*** DATA TO USE ***

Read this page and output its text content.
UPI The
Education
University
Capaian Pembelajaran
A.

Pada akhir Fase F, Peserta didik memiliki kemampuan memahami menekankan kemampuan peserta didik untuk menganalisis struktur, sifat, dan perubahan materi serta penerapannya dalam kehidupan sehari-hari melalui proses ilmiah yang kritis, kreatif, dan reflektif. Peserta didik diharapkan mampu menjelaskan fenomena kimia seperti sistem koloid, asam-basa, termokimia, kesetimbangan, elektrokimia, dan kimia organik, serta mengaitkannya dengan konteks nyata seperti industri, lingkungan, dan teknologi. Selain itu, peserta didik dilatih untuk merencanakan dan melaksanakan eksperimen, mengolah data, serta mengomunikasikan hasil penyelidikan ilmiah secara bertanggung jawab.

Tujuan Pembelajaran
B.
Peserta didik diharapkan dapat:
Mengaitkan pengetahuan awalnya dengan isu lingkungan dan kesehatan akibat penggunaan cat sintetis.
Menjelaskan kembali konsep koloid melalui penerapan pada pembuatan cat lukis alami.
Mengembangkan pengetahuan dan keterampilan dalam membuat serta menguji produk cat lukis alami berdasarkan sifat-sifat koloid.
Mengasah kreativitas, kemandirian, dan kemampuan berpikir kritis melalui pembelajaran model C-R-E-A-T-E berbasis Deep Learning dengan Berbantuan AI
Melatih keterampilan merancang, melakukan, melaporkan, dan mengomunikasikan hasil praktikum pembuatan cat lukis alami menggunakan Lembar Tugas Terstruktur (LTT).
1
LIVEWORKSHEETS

***

AIM =>
From the listing above, copy all lines holding the word "keterampilan".

FINISHED ANSWER =>
Mengembangkan pengetahuan dan keterampilan dalam membuat serta menguji produk cat lukis alami berdasarkan sifat-sifat koloid.
Melatih keterampilan merancang, melakukan, melaporkan, dan mengomunikasikan hasil praktikum pembuatan cat lukis alami menggunakan Lembar Tugas Terstruktur (LTT).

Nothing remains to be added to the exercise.